TASK TO CARRY OUT:
Determine how many lines in the entries below include "text". The reply should be that number and nothing else.

RECORDS FOR THIS TASK:

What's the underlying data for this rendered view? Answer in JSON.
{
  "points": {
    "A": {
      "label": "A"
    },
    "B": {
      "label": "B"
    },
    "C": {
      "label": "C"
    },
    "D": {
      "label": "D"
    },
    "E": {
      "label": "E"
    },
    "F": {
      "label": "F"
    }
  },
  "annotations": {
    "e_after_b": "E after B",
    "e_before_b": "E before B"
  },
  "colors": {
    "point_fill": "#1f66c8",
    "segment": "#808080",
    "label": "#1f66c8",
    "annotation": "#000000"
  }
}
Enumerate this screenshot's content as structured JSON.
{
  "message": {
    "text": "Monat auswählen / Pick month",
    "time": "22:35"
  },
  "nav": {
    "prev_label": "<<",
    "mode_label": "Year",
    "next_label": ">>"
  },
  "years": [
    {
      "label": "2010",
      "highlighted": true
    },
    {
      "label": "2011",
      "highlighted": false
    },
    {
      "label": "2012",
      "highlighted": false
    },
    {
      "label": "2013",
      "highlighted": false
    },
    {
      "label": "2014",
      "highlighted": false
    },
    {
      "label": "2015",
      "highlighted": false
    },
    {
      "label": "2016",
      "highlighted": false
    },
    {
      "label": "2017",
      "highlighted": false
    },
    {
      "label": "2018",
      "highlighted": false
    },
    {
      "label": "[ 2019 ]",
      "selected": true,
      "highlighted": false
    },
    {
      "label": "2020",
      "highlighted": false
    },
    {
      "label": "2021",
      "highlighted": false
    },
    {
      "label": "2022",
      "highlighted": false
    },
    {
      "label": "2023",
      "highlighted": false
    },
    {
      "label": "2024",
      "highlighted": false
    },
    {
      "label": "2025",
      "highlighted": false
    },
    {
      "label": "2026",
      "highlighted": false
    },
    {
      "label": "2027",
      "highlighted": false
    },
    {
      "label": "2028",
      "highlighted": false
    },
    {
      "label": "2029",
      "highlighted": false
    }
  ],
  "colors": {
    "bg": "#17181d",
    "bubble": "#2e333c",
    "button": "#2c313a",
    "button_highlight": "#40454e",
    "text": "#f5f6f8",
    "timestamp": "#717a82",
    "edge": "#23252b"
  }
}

RESULT OF THE TASK:
2